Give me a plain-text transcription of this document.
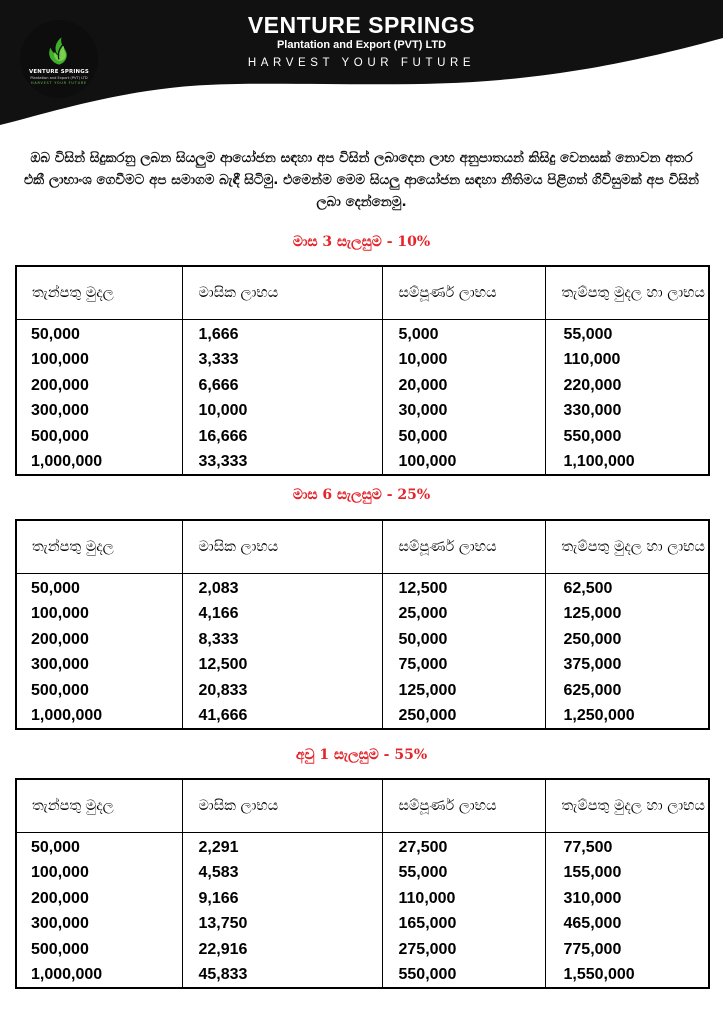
VENTURE SPRINGS
Plantation and Export (PVT) LTD
HARVEST YOUR FUTURE
VENTURE SPRINGS
Plantation and Export (PVT) LTD
HARVEST YOUR FUTURE

ඔබ විසින් සිදුකරනු ලබන සියලුම ආයෝජන සඳහා අප විසින් ලබාදෙන ලාභ අනුපාතයන් කිසිදු වෙනසක් නොවන අතර එකී ලාභාංශ ගෙවීමට අප සමාගම බැඳී සිටිමු. එමෙන්ම මෙම සියලු ආයෝජන සඳහා නීතිමය පිළිගත් ගිවිසුමක් අප විසින් ලබා දෙන්නෙමු.

මාස 3 සැලසුම - 10%
තැන්පතු මුදල	මාසික ලාභය	සම්පූර්ණ ලාභය	තැම්පතු මුදල හා ලාභය
50,000	1,666	5,000	55,000
100,000	3,333	10,000	110,000
200,000	6,666	20,000	220,000
300,000	10,000	30,000	330,000
500,000	16,666	50,000	550,000
1,000,000	33,333	100,000	1,100,000
මාස 6 සැලසුම - 25%
තැන්පතු මුදල	මාසික ලාභය	සම්පූර්ණ ලාභය	තැම්පතු මුදල හා ලාභය
50,000	2,083	12,500	62,500
100,000	4,166	25,000	125,000
200,000	8,333	50,000	250,000
300,000	12,500	75,000	375,000
500,000	20,833	125,000	625,000
1,000,000	41,666	250,000	1,250,000
අවු 1 සැලසුම - 55%
තැන්පතු මුදල	මාසික ලාභය	සම්පූර්ණ ලාභය	තැම්පතු මුදල හා ලාභය
50,000	2,291	27,500	77,500
100,000	4,583	55,000	155,000
200,000	9,166	110,000	310,000
300,000	13,750	165,000	465,000
500,000	22,916	275,000	775,000
1,000,000	45,833	550,000	1,550,000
____________
### GOAL
Generate a word-for-word copy of the preceding records, excluding all pictures.

### TASK SOLUTION
Give me a plain-text transcription of this document.
VENTURE SPRINGS
Plantation and Export (PVT) LTD
HARVEST YOUR FUTURE
VENTURE SPRINGS
Plantation and Export (PVT) LTD
HARVEST YOUR FUTURE

ඔබ විසින් සිදුකරනු ලබන සියලුම ආයෝජන සඳහා අප විසින් ලබාදෙන ලාභ අනුපාතයන් කිසිදු වෙනසක් නොවන අතර එකී ලාභාංශ ගෙවීමට අප සමාගම බැඳී සිටිමු. එමෙන්ම මෙම සියලු ආයෝජන සඳහා නීතිමය පිළිගත් ගිවිසුමක් අප විසින් ලබා දෙන්නෙමු.

මාස 3 සැලසුම - 10%
තැන්පතු මුදල	මාසික ලාභය	සම්පූර්ණ ලාභය	තැම්පතු මුදල හා ලාභය
50,000	1,666	5,000	55,000
100,000	3,333	10,000	110,000
200,000	6,666	20,000	220,000
300,000	10,000	30,000	330,000
500,000	16,666	50,000	550,000
1,000,000	33,333	100,000	1,100,000
මාස 6 සැලසුම - 25%
තැන්පතු මුදල	මාසික ලාභය	සම්පූර්ණ ලාභය	තැම්පතු මුදල හා ලාභය
50,000	2,083	12,500	62,500
100,000	4,166	25,000	125,000
200,000	8,333	50,000	250,000
300,000	12,500	75,000	375,000
500,000	20,833	125,000	625,000
1,000,000	41,666	250,000	1,250,000
අවු 1 සැලසුම - 55%
තැන්පතු මුදල	මාසික ලාභය	සම්පූර්ණ ලාභය	තැම්පතු මුදල හා ලාභය
50,000	2,291	27,500	77,500
100,000	4,583	55,000	155,000
200,000	9,166	110,000	310,000
300,000	13,750	165,000	465,000
500,000	22,916	275,000	775,000
1,000,000	45,833	550,000	1,550,000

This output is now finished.